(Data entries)
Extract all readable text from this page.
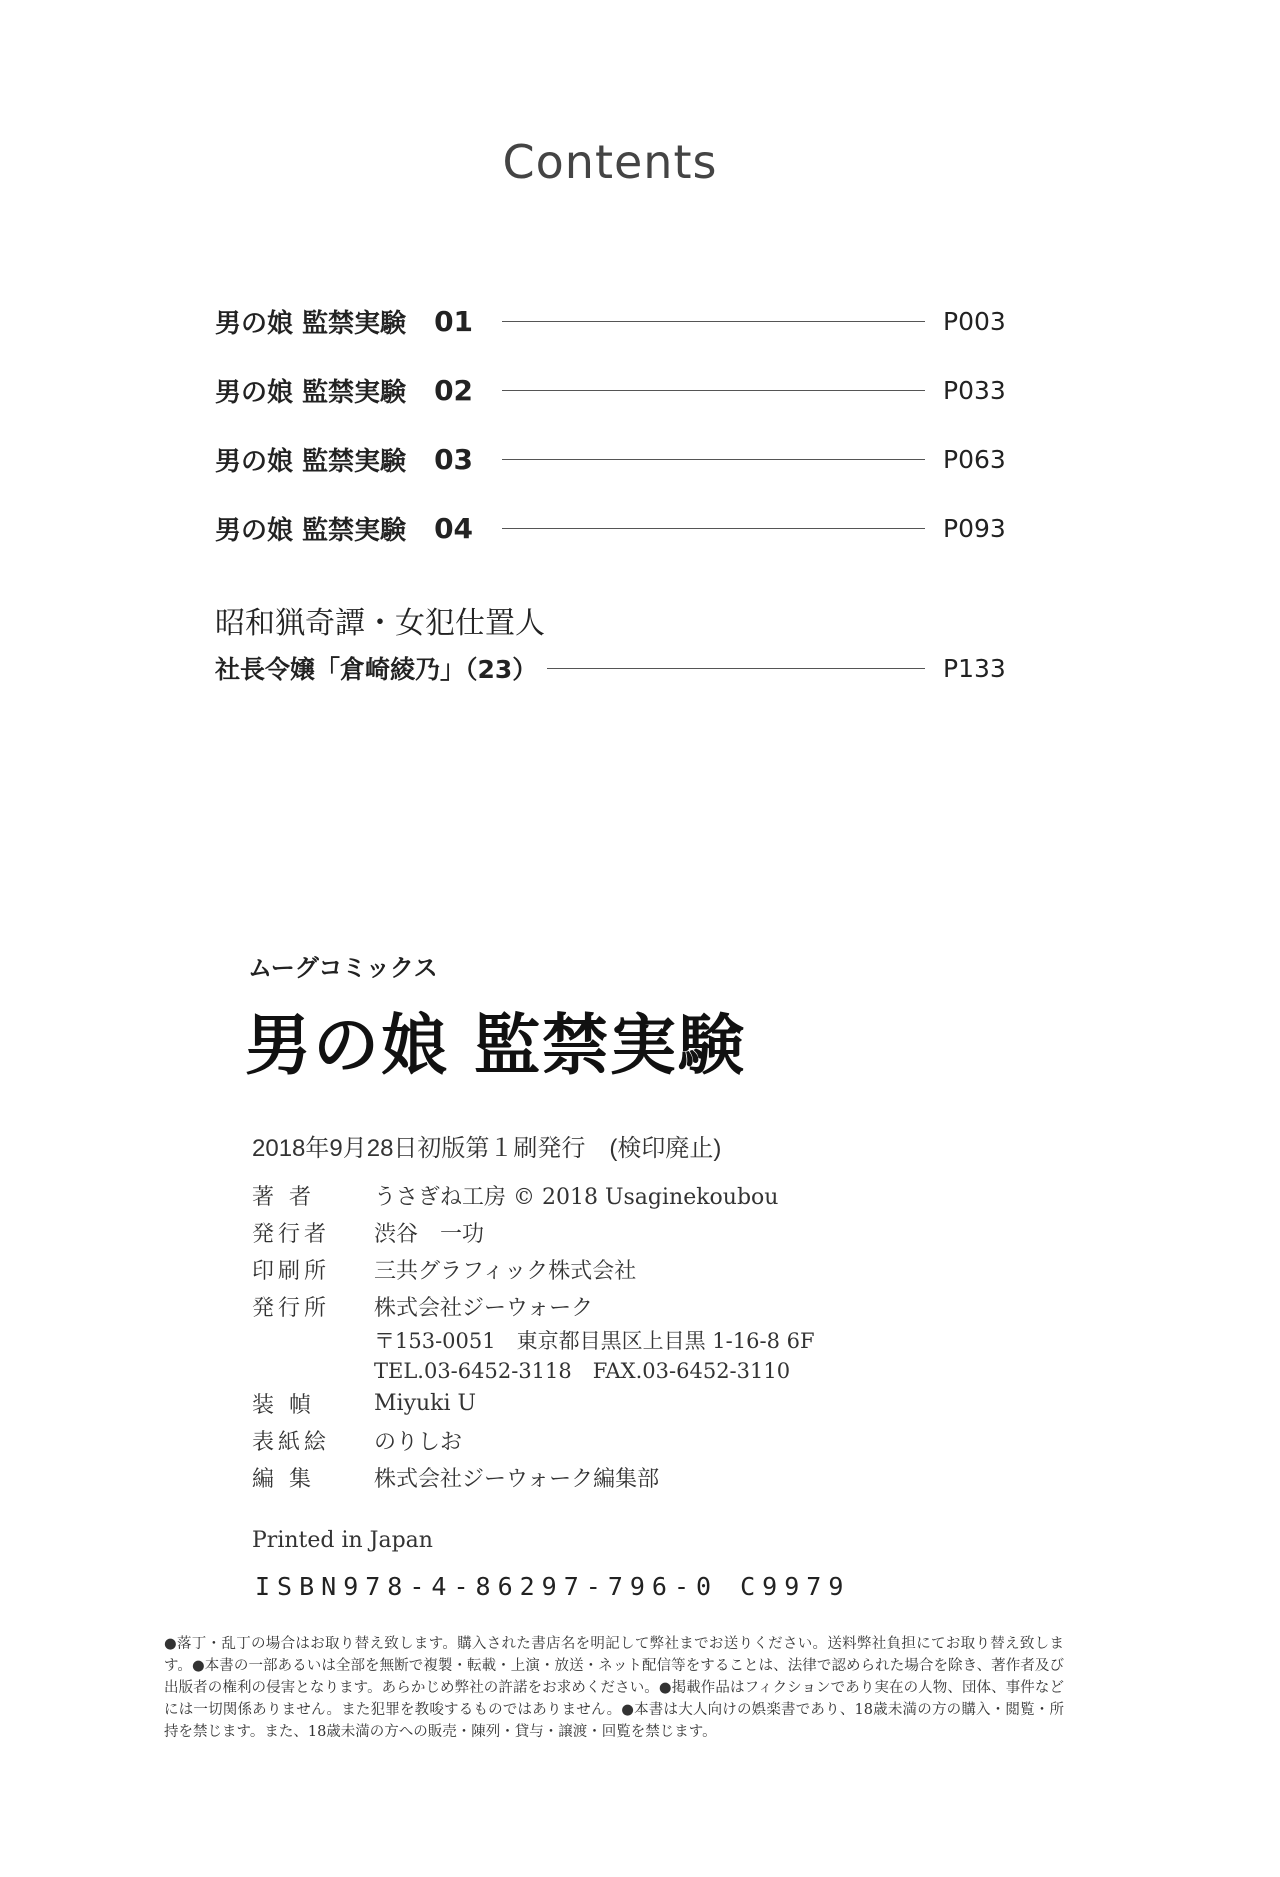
Contents
男の娘 監禁実験 01	P003
男の娘 監禁実験 02	P033
男の娘 監禁実験 03	P063
男の娘 監禁実験 04	P093
昭和猟奇譚・女犯仕置人
社長令嬢「倉崎綾乃」（23）	P133
ムーグコミックス
男の娘 監禁実験
2018年9月28日初版第１刷発行　(検印廃止)
著 者	うさぎね工房 © 2018 Usaginekoubou
発行者	渋谷　一功
印刷所	三共グラフィック株式会社
発行所	株式会社ジーウォーク
〒153-0051　東京都目黒区上目黒 1-16-8 6F
TEL.03-6452-3118　FAX.03-6452-3110
装 幀	Miyuki U
表紙絵	のりしお
編 集	株式会社ジーウォーク編集部
Printed in Japan
ISBN978-4-86297-796-0 C9979
●落丁・乱丁の場合はお取り替え致します。購入された書店名を明記して弊社までお送りください。送料弊社負担にてお取り替え致します。●本書の一部あるいは全部を無断で複製・転載・上演・放送・ネット配信等をすることは、法律で認められた場合を除き、著作者及び出版者の権利の侵害となります。あらかじめ弊社の許諾をお求めください。●掲載作品はフィクションであり実在の人物、団体、事件などには一切関係ありません。また犯罪を教唆するものではありません。●本書は大人向けの娯楽書であり、18歳未満の方の購入・閲覧・所持を禁じます。また、18歳未満の方への販売・陳列・貸与・譲渡・回覧を禁じます。
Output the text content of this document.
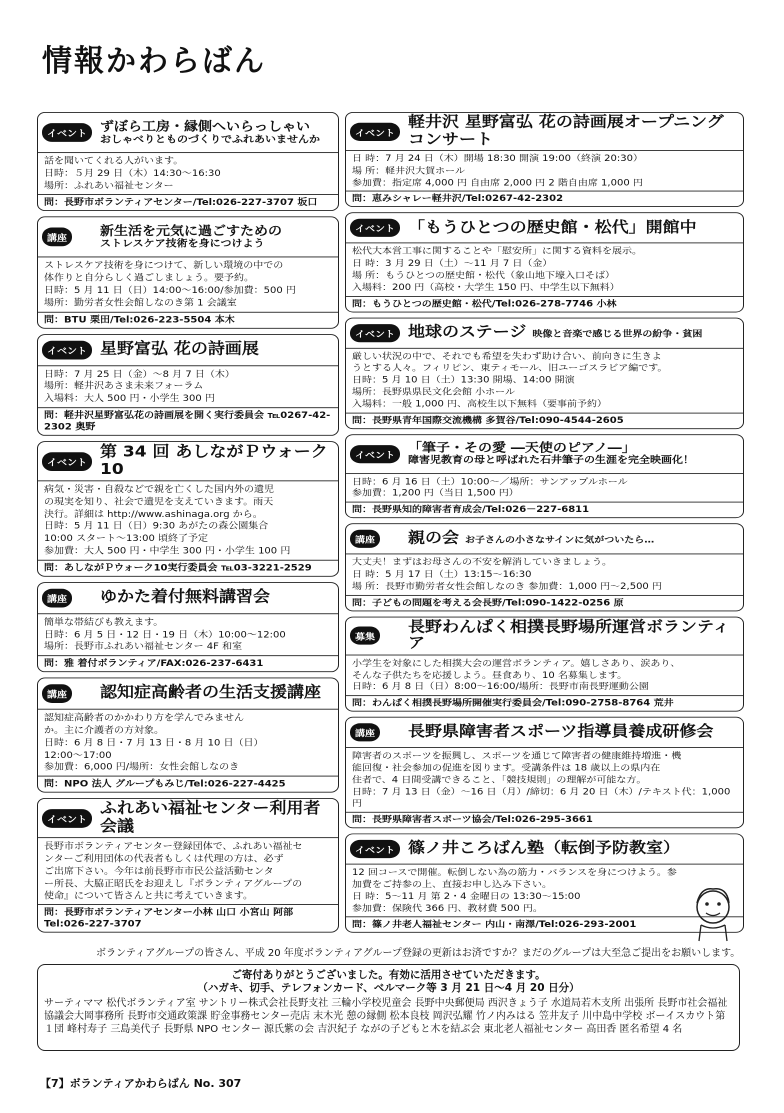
情報かわらばん
イベント
ずぼら工房・縁側へいらっしゃい
おしゃべりとものづくりでふれあいませんか

話を聞いてくれる人がいます。

日時：５月 29 日（木）14:30～16:30

場所：ふれあい福祉センター

問：長野市ボランティアセンター/Tel:026-227-3707 坂口
講座
新生活を元気に過ごすための
ストレスケア技術を身につけよう

ストレスケア技術を身につけて、新しい環境の中での

体作りと自分らしく過ごしましょう。要予約。

日時：5 月 11 日（日）14:00～16:00/参加費：500 円

場所：勤労者女性会館しなのき第 1 会議室

問：BTU 栗田/Tel:026-223-5504 本木
イベント 星野富弘 花の詩画展

日時：7 月 25 日（金）～8 月 7 日（木）

場所：軽井沢あさま未来フォーラム

入場料：大人 500 円・小学生 300 円

問：軽井沢星野富弘花の詩画展を開く実行委員会 ℡0267-42-2302 奥野
イベント
第 34 回 あしながＰウォーク 10

病気・災害・自殺などで親を亡くした国内外の遺児

の現実を知り、社会で遺児を支えていきます。雨天

決行。詳細は http://www.ashinaga.org から。

日時：5 月 11 日（日）9:30 あがたの森公園集合

10:00 スタート～13:00 頃終了予定

参加費：大人 500 円・中学生 300 円・小学生 100 円

問：あしながＰウォーク10実行委員会 ℡03-3221-2529
講座 ゆかた着付無料講習会

簡単な帯結びも教えます。

日時：6 月 5 日・12 日・19 日（木）10:00～12:00

場所：長野市ふれあい福祉センター 4F 和室

問：雅 着付ボランティア/FAX:026-237-6431
講座 認知症高齢者の生活支援講座

認知症高齢者のかかわり方を学んでみません

か。主に介護者の方対象。

日時：6 月 8 日・7 月 13 日・8 月 10 日（日）

12:00～17:00

参加費：6,000 円/場所：女性会館しなのき

問：NPO 法人 グループもみじ/Tel:026-227-4425
イベント
ふれあい福祉センター利用者会議

長野市ボランティアセンター登録団体で、ふれあい福祉セ

ンターご利用団体の代表者もしくは代理の方は、必ず

ご出席下さい。今年は前長野市市民公益活動センタ

ー所長、大脇正昭氏をお迎えし『ボランティアグループの

使命』について皆さんと共に考えていきます。

問：長野市ボランティアセンター小林 山口 小宮山 阿部 Tel:026-227-3707
イベント
軽井沢 星野富弘 花の詩画展オープニングコンサート

日 時：7 月 24 日（木）開場 18:30 開演 19:00（終演 20:30）

場 所：軽井沢大賀ホール

参加費：指定席 4,000 円 自由席 2,000 円 2 階自由席 1,000 円

問：恵みシャレー軽井沢/Tel:0267-42-2302
イベント 「もうひとつの歴史館・松代」開館中

松代大本営工事に関することや「慰安所」に関する資料を展示。

日 時：3 月 29 日（土）～11 月 7 日（金）

場 所：もうひとつの歴史館・松代（象山地下壕入口そば）

入場料：200 円（高校・大学生 150 円、中学生以下無料）

問：もうひとつの歴史館・松代/Tel:026-278-7746 小林
イベント 地球のステージ 映像と音楽で感じる世界の紛争・貧困

厳しい状況の中で、それでも希望を失わず助け合い、前向きに生きよ

うとする人々。フィリピン、東ティモール、旧ユーゴスラビア編です。

日時：5 月 10 日（土）13:30 開場、14:00 開演

場所：長野県県民文化会館 小ホール

入場料：一般 1,000 円、高校生以下無料（要事前予約）

問：長野県青年国際交流機構 多賀谷/Tel:090-4544-2605
イベント
「筆子・その愛 ―天使のピアノ―」
障害児教育の母と呼ばれた石井筆子の生涯を完全映画化！

日時：6 月 16 日（土）10:00～／場所：サンアップルホール

参加費：1,200 円（当日 1,500 円）

問：長野県知的障害者育成会/Tel:026－227-6811
講座 親の会 お子さんの小さなサインに気がついたら…

大丈夫！まずはお母さんの不安を解消していきましょう。

日 時：5 月 17 日（土）13:15～16:30

場 所：長野市勤労者女性会館しなのき 参加費：1,000 円～2,500 円

問：子どもの問題を考える会長野/Tel:090-1422-0256 原
募集
長野わんぱく相撲長野場所運営ボランティア

小学生を対象にした相撲大会の運営ボランティア。嬉しさあり、涙あり、

そんな子供たちを応援しよう。昼食あり、10 名募集します。

日時：6 月 8 日（日）8:00～16:00/場所：長野市南長野運動公園

問：わんぱく相撲長野場所開催実行委員会/Tel:090-2758-8764 荒井
講座 長野県障害者スポーツ指導員養成研修会

障害者のスポーツを振興し、スポーツを通じて障害者の健康維持増進・機

能回復・社会参加の促進を図ります。受講条件は 18 歳以上の県内在

住者で、4 日間受講できること、「競技規則」の理解が可能な方。

日時：7 月 13 日（金）～16 日（月）/締切：6 月 20 日（木）/テキスト代：1,000 円

問：長野県障害者スポーツ協会/Tel:026-295-3661
イベント 篠ノ井ころばん塾（転倒予防教室）

12 回コースで開催。転倒しない為の筋力・バランスを身につけよう。参

加費をご持参の上、直接お申し込み下さい。

日 時：5～11 月 第 2・4 金曜日の 13:30～15:00

参加費：保険代 366 円、教材費 500 円。

問：篠ノ井老人福祉センター 内山・南澤/Tel:026-293-2001
ボランティアグループの皆さん、平成 20 年度ボランティアグループ登録の更新はお済ですか？まだのグループは大至急ご提出をお願いします。
ご寄付ありがとうございました。有効に活用させていただきます。
（ハガキ、切手、テレフォンカード、ベルマーク等 3 月 21 日～4 月 20 日分）
サーティママ 松代ボランティア室 サントリー株式会社長野支社 三輪小学校児童会 長野中央郵便局 西沢きょう子 水道局若木支所 出張所 長野市社会福祉協議会大岡事務所 長野市交通政策課 貯金事務センター売店 末木光 憩の縁側 松本良枝 岡沢弘耀 竹ノ内みはる 笠井友子 川中島中学校 ボーイスカウト第１団 峰村寿子 三島美代子 長野県 NPO センター 源氏紫の会 吉沢紀子 ながの子どもと木を結ぶ会 東北老人福祉センター 高田香 匿名希望 4 名
【7】ボランティアかわらばん No. 307
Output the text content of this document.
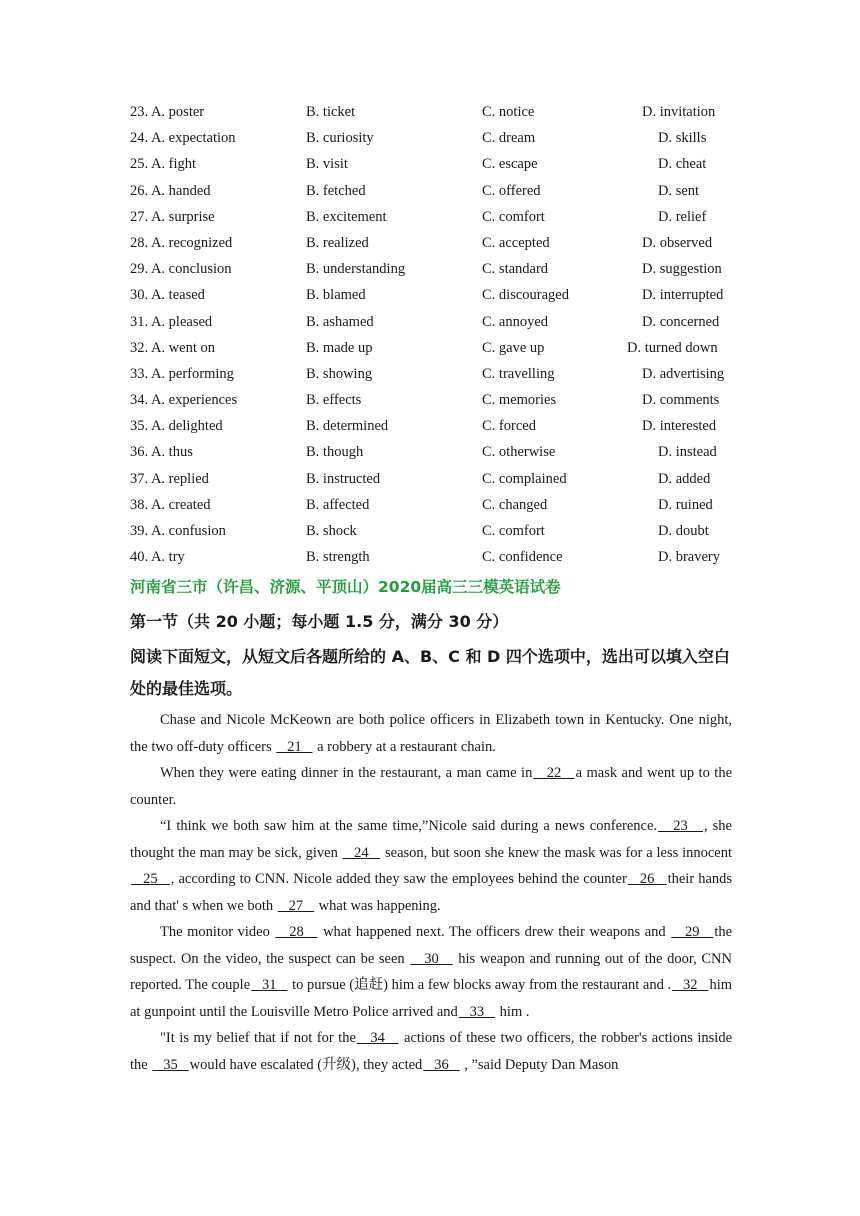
23. A. poster	B. ticket	C. notice	D. invitation
24. A. expectation	B. curiosity	C. dream	D. skills
25. A. fight	B. visit	C. escape	D. cheat
26. A. handed	B. fetched	C. offered	D. sent
27. A. surprise	B. excitement	C. comfort	D. relief
28. A. recognized	B. realized	C. accepted	D. observed
29. A. conclusion	B. understanding	C. standard	D. suggestion
30. A. teased	B. blamed	C. discouraged	D. interrupted
31. A. pleased	B. ashamed	C. annoyed	D. concerned
32. A. went on	B. made up	C. gave up	D. turned down
33. A. performing	B. showing	C. travelling	D. advertising
34. A. experiences	B. effects	C. memories	D. comments
35. A. delighted	B. determined	C. forced	D. interested
36. A. thus	B. though	C. otherwise	D. instead
37. A. replied	B. instructed	C. complained	D. added
38. A. created	B. affected	C. changed	D. ruined
39. A. confusion	B. shock	C. comfort	D. doubt
40. A. try	B. strength	C. confidence	D. bravery
河南省三市（许昌、济源、平顶山）2020届高三三模英语试卷
第一节（共 20 小题；每小题 1.5 分，满分 30 分）
阅读下面短文，从短文后各题所给的 A、B、C 和 D 四个选项中，选出可以填入空白处的最佳选项。

Chase and Nicole McKeown are both police officers in Elizabeth town in Kentucky. One night, the two off-duty officers    21    a robbery at a restaurant chain.

When they were eating dinner in the restaurant, a man came in   22   a mask and went up to the counter.

“I think we both saw him at the same time,”Nicole said during a news conference.   23   , she thought the man may be sick, given    24    season, but soon she knew the mask was for a less innocent    25   , according to CNN. Nicole added they saw the employees behind the counter   26   their hands and that' s when we both    27    what was happening.

The monitor video    28    what happened next. The officers drew their weapons and    29   the suspect. On the video, the suspect can be seen    30    his weapon and running out of the door, CNN reported. The couple   31    to pursue (追赶) him a few blocks away from the restaurant and .   32   him at gunpoint until the Louisville Metro Police arrived and   33    him .

"It is my belief that if not for the   34    actions of these two officers, the robber's actions inside the    35   would have escalated (升级), they acted   36    , ”said Deputy Dan Mason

*Task to carry out:*
From the data, collect all lines where the string "that" appears.

*Finished task:*
“I think we both saw him at the same time,”Nicole said during a news conference.   23   , she thought the man may be sick, given    24    season, but soon she knew the mask was for a less innocent    25   , according to CNN. Nicole added they saw the employees behind the counter   26   their hands and that' s when we both    27    what was happening.
"It is my belief that if not for the   34    actions of these two officers, the robber's actions inside the    35   would have escalated (升级), they acted   36    , ”said Deputy Dan Mason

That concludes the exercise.